Give the number of lines containing "Mệnh" in this listing, with no other words.

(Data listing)
START
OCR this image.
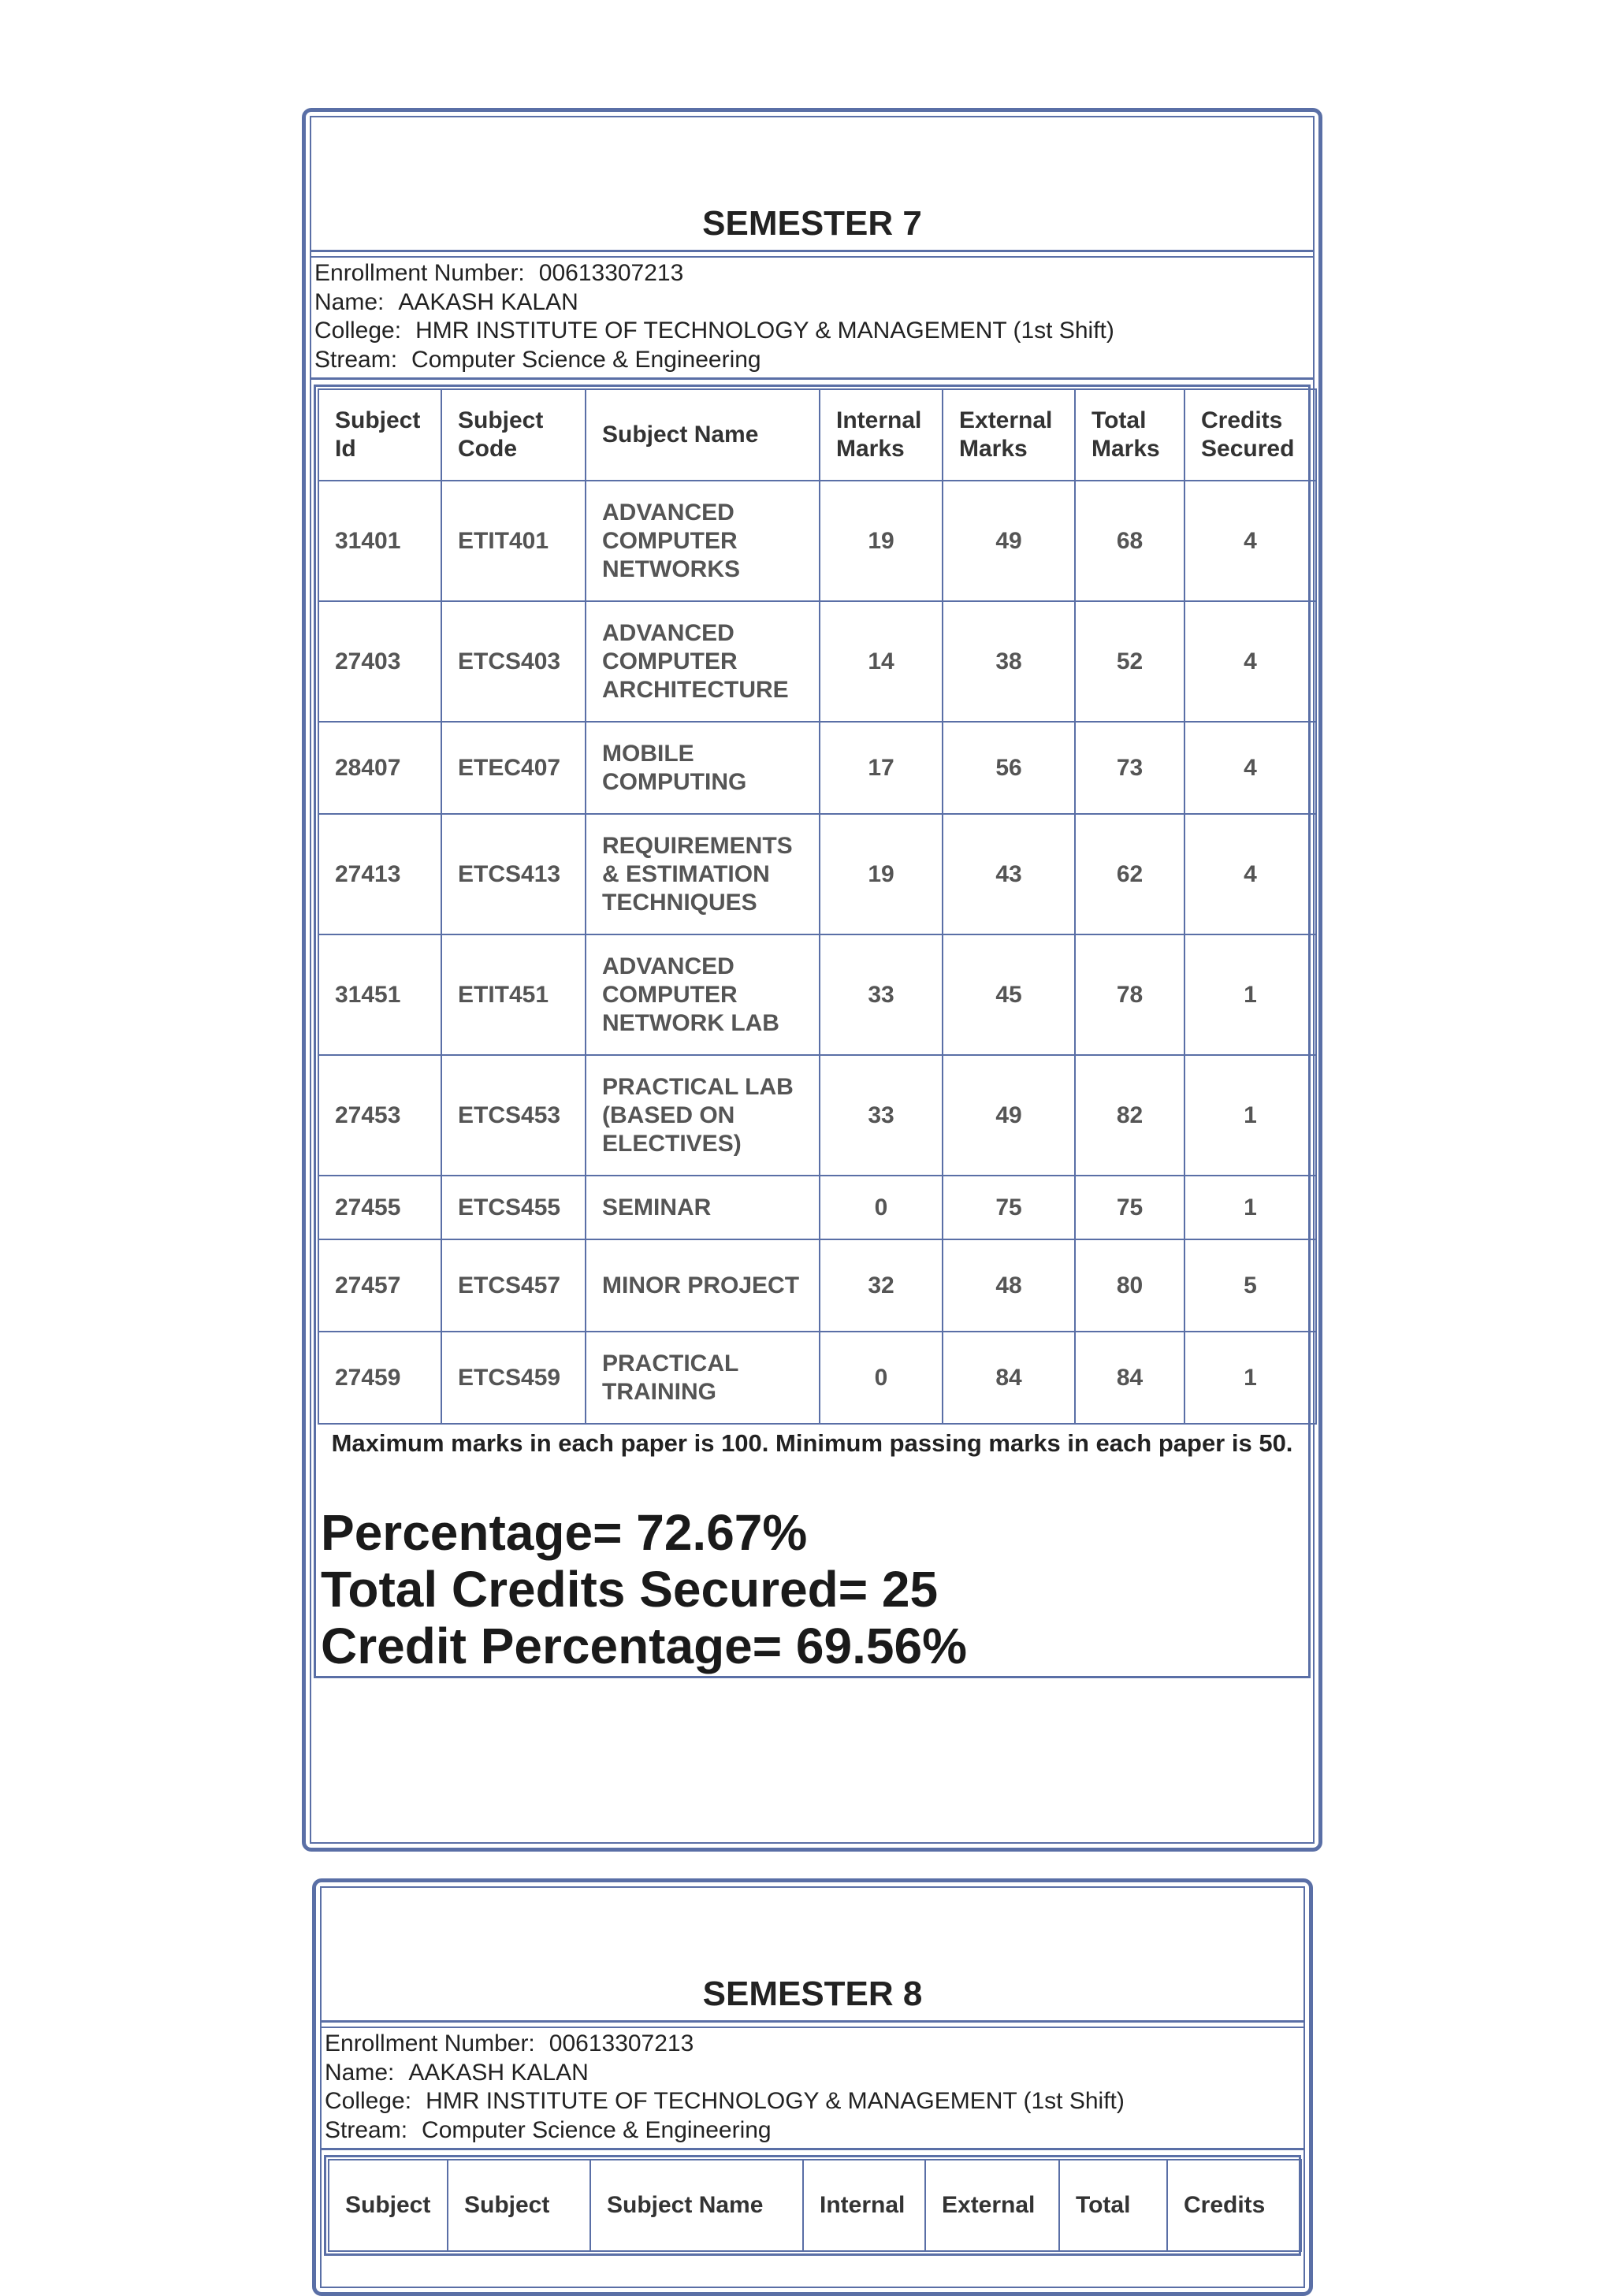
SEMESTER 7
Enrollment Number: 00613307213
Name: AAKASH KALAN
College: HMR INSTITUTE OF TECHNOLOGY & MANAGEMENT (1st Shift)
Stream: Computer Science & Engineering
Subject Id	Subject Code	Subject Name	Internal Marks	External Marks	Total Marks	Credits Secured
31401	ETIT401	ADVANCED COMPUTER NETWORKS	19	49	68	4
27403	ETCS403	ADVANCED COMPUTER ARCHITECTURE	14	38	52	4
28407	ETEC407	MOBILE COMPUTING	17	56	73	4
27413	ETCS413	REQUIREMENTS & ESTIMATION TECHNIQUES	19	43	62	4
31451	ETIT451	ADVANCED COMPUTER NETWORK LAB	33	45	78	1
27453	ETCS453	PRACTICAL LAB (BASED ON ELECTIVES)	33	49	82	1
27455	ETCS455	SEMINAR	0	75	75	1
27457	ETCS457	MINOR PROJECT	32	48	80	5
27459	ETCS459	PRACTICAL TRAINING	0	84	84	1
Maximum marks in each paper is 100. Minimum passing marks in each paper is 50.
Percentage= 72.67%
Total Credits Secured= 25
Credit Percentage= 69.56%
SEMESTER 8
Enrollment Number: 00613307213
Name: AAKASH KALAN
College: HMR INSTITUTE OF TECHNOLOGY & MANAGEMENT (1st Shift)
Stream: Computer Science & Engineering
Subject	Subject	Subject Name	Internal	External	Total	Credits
END
START
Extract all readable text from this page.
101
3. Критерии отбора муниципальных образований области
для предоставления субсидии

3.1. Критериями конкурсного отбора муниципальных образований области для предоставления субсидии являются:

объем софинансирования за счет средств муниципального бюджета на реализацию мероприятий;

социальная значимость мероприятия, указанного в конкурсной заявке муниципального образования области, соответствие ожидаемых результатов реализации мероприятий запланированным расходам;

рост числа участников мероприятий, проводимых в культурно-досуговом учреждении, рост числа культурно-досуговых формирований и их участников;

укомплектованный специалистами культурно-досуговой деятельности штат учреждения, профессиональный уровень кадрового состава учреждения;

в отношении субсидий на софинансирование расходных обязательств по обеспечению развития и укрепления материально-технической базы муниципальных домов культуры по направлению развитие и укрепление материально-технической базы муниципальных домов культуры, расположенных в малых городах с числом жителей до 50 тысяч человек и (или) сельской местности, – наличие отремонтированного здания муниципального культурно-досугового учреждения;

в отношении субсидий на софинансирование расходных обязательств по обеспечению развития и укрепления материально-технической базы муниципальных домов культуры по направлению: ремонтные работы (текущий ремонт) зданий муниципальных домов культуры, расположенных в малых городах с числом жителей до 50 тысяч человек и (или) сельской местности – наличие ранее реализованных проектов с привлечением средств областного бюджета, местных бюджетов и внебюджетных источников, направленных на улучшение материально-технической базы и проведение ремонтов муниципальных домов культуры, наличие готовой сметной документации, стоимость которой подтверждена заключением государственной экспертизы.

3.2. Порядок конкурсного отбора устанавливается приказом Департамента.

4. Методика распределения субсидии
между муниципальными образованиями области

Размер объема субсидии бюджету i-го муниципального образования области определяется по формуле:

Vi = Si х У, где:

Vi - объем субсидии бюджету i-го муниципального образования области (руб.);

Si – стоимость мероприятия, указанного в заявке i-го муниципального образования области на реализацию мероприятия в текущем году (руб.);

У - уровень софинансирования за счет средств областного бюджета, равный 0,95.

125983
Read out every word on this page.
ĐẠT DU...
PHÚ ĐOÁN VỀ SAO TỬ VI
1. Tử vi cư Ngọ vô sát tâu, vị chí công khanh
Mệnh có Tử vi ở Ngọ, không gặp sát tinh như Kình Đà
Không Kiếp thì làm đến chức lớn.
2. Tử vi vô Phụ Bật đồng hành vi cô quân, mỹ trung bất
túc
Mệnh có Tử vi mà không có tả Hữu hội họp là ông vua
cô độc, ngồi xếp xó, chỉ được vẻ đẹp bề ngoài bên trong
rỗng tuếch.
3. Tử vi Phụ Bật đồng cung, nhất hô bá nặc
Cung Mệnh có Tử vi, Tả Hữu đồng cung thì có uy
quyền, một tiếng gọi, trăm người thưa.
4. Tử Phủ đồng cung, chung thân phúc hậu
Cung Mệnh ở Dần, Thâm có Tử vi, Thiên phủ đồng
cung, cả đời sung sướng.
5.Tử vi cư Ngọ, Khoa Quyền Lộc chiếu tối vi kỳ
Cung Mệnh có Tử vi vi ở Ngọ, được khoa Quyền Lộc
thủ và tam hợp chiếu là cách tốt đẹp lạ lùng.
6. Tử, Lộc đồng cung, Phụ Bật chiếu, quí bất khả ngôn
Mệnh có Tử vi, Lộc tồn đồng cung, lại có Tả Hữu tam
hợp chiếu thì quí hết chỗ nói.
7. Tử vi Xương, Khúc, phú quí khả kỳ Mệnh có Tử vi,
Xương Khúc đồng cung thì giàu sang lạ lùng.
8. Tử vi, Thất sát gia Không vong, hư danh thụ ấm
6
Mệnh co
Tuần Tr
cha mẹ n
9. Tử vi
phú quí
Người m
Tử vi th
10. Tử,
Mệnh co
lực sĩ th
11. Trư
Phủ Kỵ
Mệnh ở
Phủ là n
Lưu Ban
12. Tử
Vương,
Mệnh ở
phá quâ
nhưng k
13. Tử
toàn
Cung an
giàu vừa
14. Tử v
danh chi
END
= Solution for this task =
11